# TASKS TO PERFORM
1 – Summarize the blog post below on the Abu Ghraib photos in two sentences.
2 – Answer these questions from the blog post below on the Abu Ghraib photos:
(a) How many members of Congress did Mr. Lawson send letters to?
(b) In which month did the family contact Hackworth?
(c) Whom does the post credit in its hat tip?
---------- SUPPLIED TEXT ----------
The New York Times takes us a step closer to "The Whole Truth"

The irony, Mr. Lawson said, is that the public spectacle might have been avoided if the military and the federal government had been responsive to his claims that his nephew was simply following orders. Mr. Lawson said he sent letters to 17 members of Congress about the case earlier this year, with virtually no response, and that he ultimately contacted Mr. Hackworth's Web site out of frustration, leading him to cooperate with a consultant for "60 Minutes II."

"The Army had the opportunity for this not to come out, not to be on 60 Minutes," he said. "But the Army decided to prosecute those six G.I.'s because they thought me and my family were a bunch of poor, dirt people who could not do anything about it. But unfortunately, that was not the case."

That would be William Lawson, Ivan Fredericks uncle, explaining why his family decided the international media would give his boy a better shot at a fair trial than the US Army would.

The connection between Frederick and the 60 Minutes crew is apparently retired colonel David Hackworth:

Mr. Lawson sent an e-mail message in March to Mr. Hackworth's Web site and got a call back from an associate there in minutes, he said.

What took you so long? He might have asked.

The Times story of course, doesn't speculate how the photos (none of which show Frederick involved in any torture) made it to CBS for airing immediately following Frederick's article 32 hearing. But here's a new timeline:

Jan: Frederick apprehended, begins a journal and starts sending letters and emails home detailing events he claims occurred the previous fall at Abu Ghraib.

March: His family contacts Hackworth.

We'll fill in missing pieces later.

Military-turned-journalist Hackworth seems the likely channel between Frederick, 60 minutes, and the Hersh/Myers My-Lai dream team.

Hat tip: Commenter "old maltese" and Tim Blair.

Update, added thought for discussion: Put yourself in a victim's place. You've been humiliated and the proceedings have been photographed. In the interest of justice do you want those pictures on the internet?

If appearing naked is the greatest humiliation a Muslim man can suffer, if it is, as so many have lately claimed, a far worse torture than that inflicted by Saddam, then who is guilty of a greater crime than 60 minutes, the program that magnified their torture by millions?


Posted by Greyhawk / May 9, 2004 1:35 AM | Permalink

1 TrackBack

Cartoon Politics from The Cool Blue Blog on May 9, 2004 3:06 PM

This whole Abu Ghraib story is so rife with cynical political opportunism it disgusts me more than the events themselves. And I believe this is true of most Americans as well. What's more, the stories behind the story is not Read More

7 Comments

Man, if the whole media isn't playing these people like fools.
---------- LISTING ----------
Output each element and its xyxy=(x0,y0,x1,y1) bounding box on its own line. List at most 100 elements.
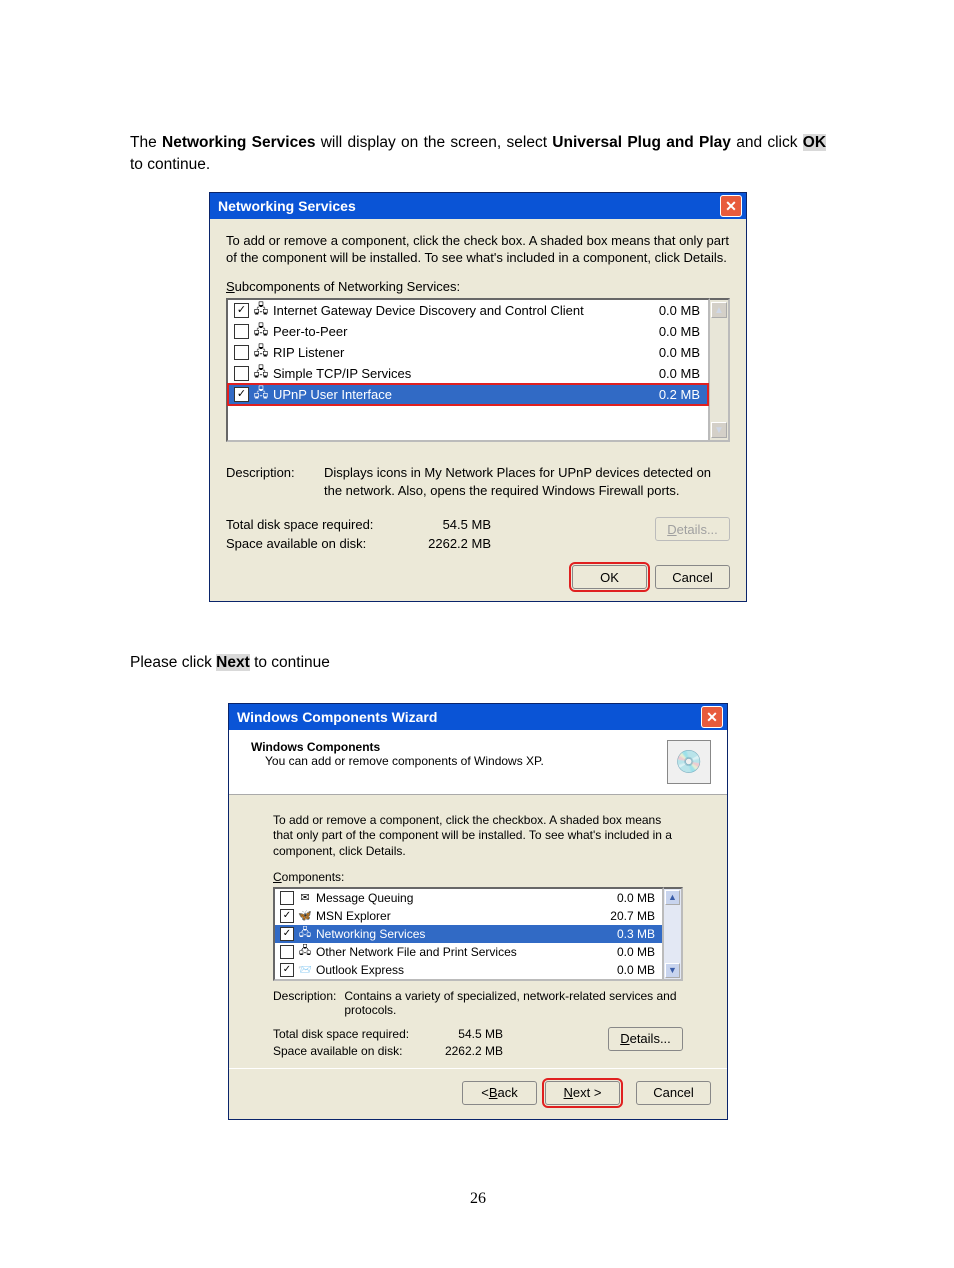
dialog-title-bar: Networking Services ✕ xyxy=(210,193,746,219)
checkbox[interactable]: ✓ xyxy=(234,387,249,402)
subcomponents-label: Subcomponents of Networking Services: xyxy=(226,279,730,294)
item-label: Message Queuing xyxy=(316,891,613,905)
txt-bold: Networking Services xyxy=(162,134,315,151)
avail-space-value: 2262.2 MB xyxy=(433,1044,503,1058)
component-icon: 🦋 xyxy=(298,909,312,923)
item-label: Other Network File and Print Services xyxy=(316,945,613,959)
dialog-explain-text: To add or remove a component, click the … xyxy=(273,813,683,860)
network-component-icon: 🖧 xyxy=(253,345,269,361)
list-item[interactable]: ✓ 📨 Outlook Express 0.0 MB xyxy=(275,961,662,979)
page-number: 26 xyxy=(130,1190,826,1208)
avail-space-label: Space available on disk: xyxy=(273,1044,433,1058)
details-button[interactable]: Details... xyxy=(608,1027,683,1051)
description-value: Contains a variety of specialized, netwo… xyxy=(344,989,683,1017)
scroll-down-icon[interactable]: ▼ xyxy=(665,963,680,978)
component-icon: 🖧 xyxy=(298,927,312,941)
description-value: Displays icons in My Network Places for … xyxy=(324,464,730,499)
checkbox[interactable] xyxy=(234,324,249,339)
txt-highlight: OK xyxy=(803,134,826,151)
txt: to continue xyxy=(250,654,330,671)
txt: and click xyxy=(731,134,803,151)
item-size: 0.2 MB xyxy=(659,387,702,402)
component-icon: 📨 xyxy=(298,963,312,977)
close-button[interactable]: ✕ xyxy=(701,706,723,728)
network-component-icon: 🖧 xyxy=(253,303,269,319)
item-size: 20.7 MB xyxy=(610,909,657,923)
checkbox[interactable] xyxy=(234,366,249,381)
txt: Please click xyxy=(130,654,216,671)
description-label: Description: xyxy=(273,989,336,1017)
network-component-icon: 🖧 xyxy=(253,324,269,340)
instruction-paragraph-2: Please click Next to continue xyxy=(130,652,826,674)
checkbox[interactable]: ✓ xyxy=(280,909,294,923)
total-space-value: 54.5 MB xyxy=(433,1027,503,1041)
cancel-button[interactable]: Cancel xyxy=(636,1081,711,1105)
component-icon: ✉ xyxy=(298,891,312,905)
networking-services-dialog: Networking Services ✕ To add or remove a… xyxy=(209,192,747,602)
scroll-down-icon[interactable]: ▼ xyxy=(711,422,727,438)
checkbox[interactable] xyxy=(280,945,294,959)
close-icon: ✕ xyxy=(725,199,737,213)
txt-highlight: Next xyxy=(216,654,250,671)
scroll-up-icon[interactable]: ▲ xyxy=(665,890,680,905)
description-label: Description: xyxy=(226,464,308,499)
item-size: 0.0 MB xyxy=(617,945,657,959)
list-item[interactable]: ✓ 🦋 MSN Explorer 20.7 MB xyxy=(275,907,662,925)
network-component-icon: 🖧 xyxy=(253,366,269,382)
txt: The xyxy=(130,134,162,151)
close-button[interactable]: ✕ xyxy=(720,195,742,217)
item-size: 0.0 MB xyxy=(659,366,702,381)
list-item[interactable]: 🖧 RIP Listener 0.0 MB xyxy=(228,342,708,363)
list-item[interactable]: 🖧 Simple TCP/IP Services 0.0 MB xyxy=(228,363,708,384)
list-item[interactable]: ✓ 🖧 Networking Services 0.3 MB xyxy=(275,925,662,943)
list-item[interactable]: ✓ 🖧 Internet Gateway Device Discovery and … xyxy=(228,300,708,321)
total-space-label: Total disk space required: xyxy=(273,1027,433,1041)
subcomponents-listbox[interactable]: ✓ 🖧 Internet Gateway Device Discovery and … xyxy=(226,298,710,442)
total-space-label: Total disk space required: xyxy=(226,517,411,532)
item-size: 0.0 MB xyxy=(659,345,702,360)
item-size: 0.0 MB xyxy=(617,963,657,977)
item-label: Outlook Express xyxy=(316,963,613,977)
dialog-title: Windows Components Wizard xyxy=(237,709,437,725)
wizard-header-icon: 💿 xyxy=(667,740,711,784)
checkbox[interactable] xyxy=(234,345,249,360)
scrollbar[interactable]: ▲ ▼ xyxy=(664,887,683,981)
item-label: MSN Explorer xyxy=(316,909,606,923)
checkbox[interactable]: ✓ xyxy=(280,963,294,977)
item-size: 0.3 MB xyxy=(617,927,657,941)
close-icon: ✕ xyxy=(706,710,718,724)
item-size: 0.0 MB xyxy=(617,891,657,905)
components-listbox[interactable]: ✉ Message Queuing 0.0 MB ✓ 🦋 MSN Explorer 20.7… xyxy=(273,887,664,981)
details-button: Details... xyxy=(655,517,730,541)
checkbox[interactable] xyxy=(280,891,294,905)
component-icon: 🖧 xyxy=(298,945,312,959)
ok-button[interactable]: OK xyxy=(572,565,647,589)
item-label: Simple TCP/IP Services xyxy=(273,366,655,381)
checkbox[interactable]: ✓ xyxy=(280,927,294,941)
list-item[interactable]: ✉ Message Queuing 0.0 MB xyxy=(275,889,662,907)
cancel-button[interactable]: Cancel xyxy=(655,565,730,589)
dialog-title: Networking Services xyxy=(218,198,356,214)
item-label: UPnP User Interface xyxy=(273,387,655,402)
list-item[interactable]: 🖧 Peer-to-Peer 0.0 MB xyxy=(228,321,708,342)
instruction-paragraph-1: The Networking Services will display on … xyxy=(130,132,826,177)
item-size: 0.0 MB xyxy=(659,324,702,339)
item-label: RIP Listener xyxy=(273,345,655,360)
txt: to continue. xyxy=(130,156,210,173)
next-button[interactable]: Next > xyxy=(545,1081,620,1105)
item-label: Internet Gateway Device Discovery and Co… xyxy=(273,303,655,318)
dialog-explain-text: To add or remove a component, click the … xyxy=(226,233,730,267)
list-item[interactable]: ✓🖧UPnP User Interface0.2 MB xyxy=(228,384,708,405)
components-label: Components: xyxy=(273,870,683,884)
back-button[interactable]: < Back xyxy=(462,1081,537,1105)
item-label: Peer-to-Peer xyxy=(273,324,655,339)
item-label: Networking Services xyxy=(316,927,613,941)
list-item[interactable]: 🖧 Other Network File and Print Services 0.… xyxy=(275,943,662,961)
txt-bold: Universal Plug and Play xyxy=(552,134,731,151)
total-space-value: 54.5 MB xyxy=(411,517,491,532)
checkbox[interactable]: ✓ xyxy=(234,303,249,318)
scrollbar[interactable]: ▲ ▼ xyxy=(710,298,730,442)
wizard-header-subtitle: You can add or remove components of Wind… xyxy=(265,754,544,768)
wizard-header-title: Windows Components xyxy=(251,740,544,754)
scroll-up-icon[interactable]: ▲ xyxy=(711,302,727,318)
----------
# COMPLETED EXERCISE
1 – The post quotes William Lawson, Ivan Frederick's uncle, as saying he wrote to 17 members of Congress with virtually no response before contacting David Hackworth's Web site in March, and that the Army could have kept the case off 60 Minutes but chose to prosecute six G.I.'s. The writer names Hackworth as the likely channel between Frederick and 60 Minutes, gives a timeline of those events, and argues that 60 Minutes magnified the victims' torture by millions by airing the photos.

2 –
(a) 17
(b) March
(c) Commenter "old maltese" and Tim Blair